• _TASK DIRECTIONS_:
Pictures aside, quote the whole listing exactly.

start RECORD SET

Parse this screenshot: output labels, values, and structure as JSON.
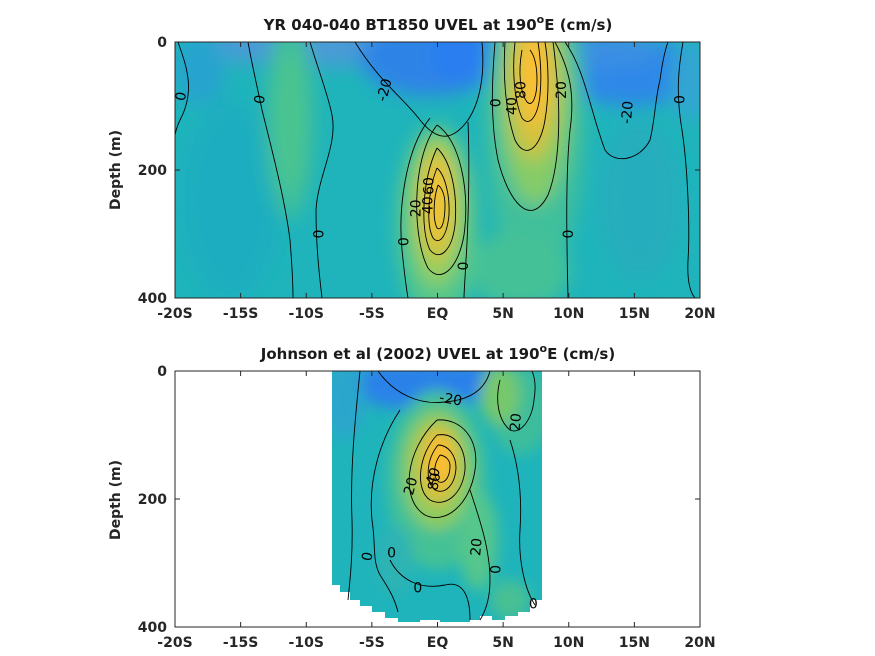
{
  "chart_data": [
    {
      "type": "heatmap",
      "title_main": "YR 040-040 BT1850 UVEL at 190",
      "title_sup": "o",
      "title_tail": "E (cm/s)",
      "ylabel": "Depth (m)",
      "xlim": [
        -20,
        20
      ],
      "ylim": [
        0,
        400
      ],
      "y_reversed": true,
      "x_tick_values": [
        -20,
        -15,
        -10,
        -5,
        0,
        5,
        10,
        15,
        20
      ],
      "x_tick_labels": [
        "-20S",
        "-15S",
        "-10S",
        "-5S",
        "EQ",
        "5N",
        "10N",
        "15N",
        "20N"
      ],
      "y_tick_values": [
        0,
        200,
        400
      ],
      "y_tick_labels": [
        "0",
        "200",
        "400"
      ],
      "data_extent": [
        -20,
        20
      ],
      "contour_labels": [
        {
          "text": "0",
          "x": -19.5,
          "y": 85,
          "rot": -80
        },
        {
          "text": "0",
          "x": -13.5,
          "y": 90,
          "rot": -80
        },
        {
          "text": "-20",
          "x": -4,
          "y": 75,
          "rot": -75
        },
        {
          "text": "0",
          "x": 4.5,
          "y": 95,
          "rot": -90
        },
        {
          "text": "40",
          "x": 5.7,
          "y": 100,
          "rot": -90
        },
        {
          "text": "80",
          "x": 6.4,
          "y": 75,
          "rot": -90
        },
        {
          "text": "20",
          "x": 9.5,
          "y": 75,
          "rot": -90
        },
        {
          "text": "-20",
          "x": 14.5,
          "y": 110,
          "rot": -85
        },
        {
          "text": "0",
          "x": 18.5,
          "y": 90,
          "rot": -90
        },
        {
          "text": "60",
          "x": -0.6,
          "y": 225,
          "rot": -90
        },
        {
          "text": "40",
          "x": -0.7,
          "y": 255,
          "rot": -90
        },
        {
          "text": "20",
          "x": -1.6,
          "y": 260,
          "rot": -90
        },
        {
          "text": "0",
          "x": -9,
          "y": 300,
          "rot": -90
        },
        {
          "text": "0",
          "x": -2.5,
          "y": 312,
          "rot": -90
        },
        {
          "text": "0",
          "x": 2,
          "y": 350,
          "rot": -90
        },
        {
          "text": "0",
          "x": 10,
          "y": 300,
          "rot": -90
        }
      ]
    },
    {
      "type": "heatmap",
      "title_main": "Johnson et al (2002) UVEL at 190",
      "title_sup": "o",
      "title_tail": "E (cm/s)",
      "ylabel": "Depth (m)",
      "xlim": [
        -20,
        20
      ],
      "ylim": [
        0,
        400
      ],
      "y_reversed": true,
      "x_tick_values": [
        -20,
        -15,
        -10,
        -5,
        0,
        5,
        10,
        15,
        20
      ],
      "x_tick_labels": [
        "-20S",
        "-15S",
        "-10S",
        "-5S",
        "EQ",
        "5N",
        "10N",
        "15N",
        "20N"
      ],
      "y_tick_values": [
        0,
        200,
        400
      ],
      "y_tick_labels": [
        "0",
        "200",
        "400"
      ],
      "data_extent": [
        -8,
        8
      ],
      "contour_labels": [
        {
          "text": "-20",
          "x": 1,
          "y": 45,
          "rot": 10
        },
        {
          "text": "20",
          "x": 6,
          "y": 80,
          "rot": -85
        },
        {
          "text": "40",
          "x": -0.3,
          "y": 165,
          "rot": -70
        },
        {
          "text": "80",
          "x": -0.2,
          "y": 173,
          "rot": -80
        },
        {
          "text": "20",
          "x": -2,
          "y": 180,
          "rot": -75
        },
        {
          "text": "20",
          "x": 3,
          "y": 275,
          "rot": -85
        },
        {
          "text": "0",
          "x": -5.3,
          "y": 290,
          "rot": -80
        },
        {
          "text": "0",
          "x": -3.5,
          "y": 285,
          "rot": 0
        },
        {
          "text": "0",
          "x": 4.5,
          "y": 310,
          "rot": -90
        },
        {
          "text": "0",
          "x": -1.5,
          "y": 340,
          "rot": 0
        },
        {
          "text": "0",
          "x": 7.3,
          "y": 365,
          "rot": 0
        }
      ]
    }
  ]
}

end RECORD SET

• _ANSWER TO THE EXERCISE_:
Parse this screenshot: output labels, values, and structure as JSON.
{
  "chart_data": [
    {
      "type": "heatmap",
      "title_main": "YR 040-040 BT1850 UVEL at 190",
      "title_sup": "o",
      "title_tail": "E (cm/s)",
      "ylabel": "Depth (m)",
      "xlim": [
        -20,
        20
      ],
      "ylim": [
        0,
        400
      ],
      "y_reversed": true,
      "x_tick_values": [
        -20,
        -15,
        -10,
        -5,
        0,
        5,
        10,
        15,
        20
      ],
      "x_tick_labels": [
        "-20S",
        "-15S",
        "-10S",
        "-5S",
        "EQ",
        "5N",
        "10N",
        "15N",
        "20N"
      ],
      "y_tick_values": [
        0,
        200,
        400
      ],
      "y_tick_labels": [
        "0",
        "200",
        "400"
      ],
      "data_extent": [
        -20,
        20
      ],
      "contour_labels": [
        {
          "text": "0",
          "x": -19.5,
          "y": 85,
          "rot": -80
        },
        {
          "text": "0",
          "x": -13.5,
          "y": 90,
          "rot": -80
        },
        {
          "text": "-20",
          "x": -4,
          "y": 75,
          "rot": -75
        },
        {
          "text": "0",
          "x": 4.5,
          "y": 95,
          "rot": -90
        },
        {
          "text": "40",
          "x": 5.7,
          "y": 100,
          "rot": -90
        },
        {
          "text": "80",
          "x": 6.4,
          "y": 75,
          "rot": -90
        },
        {
          "text": "20",
          "x": 9.5,
          "y": 75,
          "rot": -90
        },
        {
          "text": "-20",
          "x": 14.5,
          "y": 110,
          "rot": -85
        },
        {
          "text": "0",
          "x": 18.5,
          "y": 90,
          "rot": -90
        },
        {
          "text": "60",
          "x": -0.6,
          "y": 225,
          "rot": -90
        },
        {
          "text": "40",
          "x": -0.7,
          "y": 255,
          "rot": -90
        },
        {
          "text": "20",
          "x": -1.6,
          "y": 260,
          "rot": -90
        },
        {
          "text": "0",
          "x": -9,
          "y": 300,
          "rot": -90
        },
        {
          "text": "0",
          "x": -2.5,
          "y": 312,
          "rot": -90
        },
        {
          "text": "0",
          "x": 2,
          "y": 350,
          "rot": -90
        },
        {
          "text": "0",
          "x": 10,
          "y": 300,
          "rot": -90
        }
      ]
    },
    {
      "type": "heatmap",
      "title_main": "Johnson et al (2002) UVEL at 190",
      "title_sup": "o",
      "title_tail": "E (cm/s)",
      "ylabel": "Depth (m)",
      "xlim": [
        -20,
        20
      ],
      "ylim": [
        0,
        400
      ],
      "y_reversed": true,
      "x_tick_values": [
        -20,
        -15,
        -10,
        -5,
        0,
        5,
        10,
        15,
        20
      ],
      "x_tick_labels": [
        "-20S",
        "-15S",
        "-10S",
        "-5S",
        "EQ",
        "5N",
        "10N",
        "15N",
        "20N"
      ],
      "y_tick_values": [
        0,
        200,
        400
      ],
      "y_tick_labels": [
        "0",
        "200",
        "400"
      ],
      "data_extent": [
        -8,
        8
      ],
      "contour_labels": [
        {
          "text": "-20",
          "x": 1,
          "y": 45,
          "rot": 10
        },
        {
          "text": "20",
          "x": 6,
          "y": 80,
          "rot": -85
        },
        {
          "text": "40",
          "x": -0.3,
          "y": 165,
          "rot": -70
        },
        {
          "text": "80",
          "x": -0.2,
          "y": 173,
          "rot": -80
        },
        {
          "text": "20",
          "x": -2,
          "y": 180,
          "rot": -75
        },
        {
          "text": "20",
          "x": 3,
          "y": 275,
          "rot": -85
        },
        {
          "text": "0",
          "x": -5.3,
          "y": 290,
          "rot": -80
        },
        {
          "text": "0",
          "x": -3.5,
          "y": 285,
          "rot": 0
        },
        {
          "text": "0",
          "x": 4.5,
          "y": 310,
          "rot": -90
        },
        {
          "text": "0",
          "x": -1.5,
          "y": 340,
          "rot": 0
        },
        {
          "text": "0",
          "x": 7.3,
          "y": 365,
          "rot": 0
        }
      ]
    }
  ]
}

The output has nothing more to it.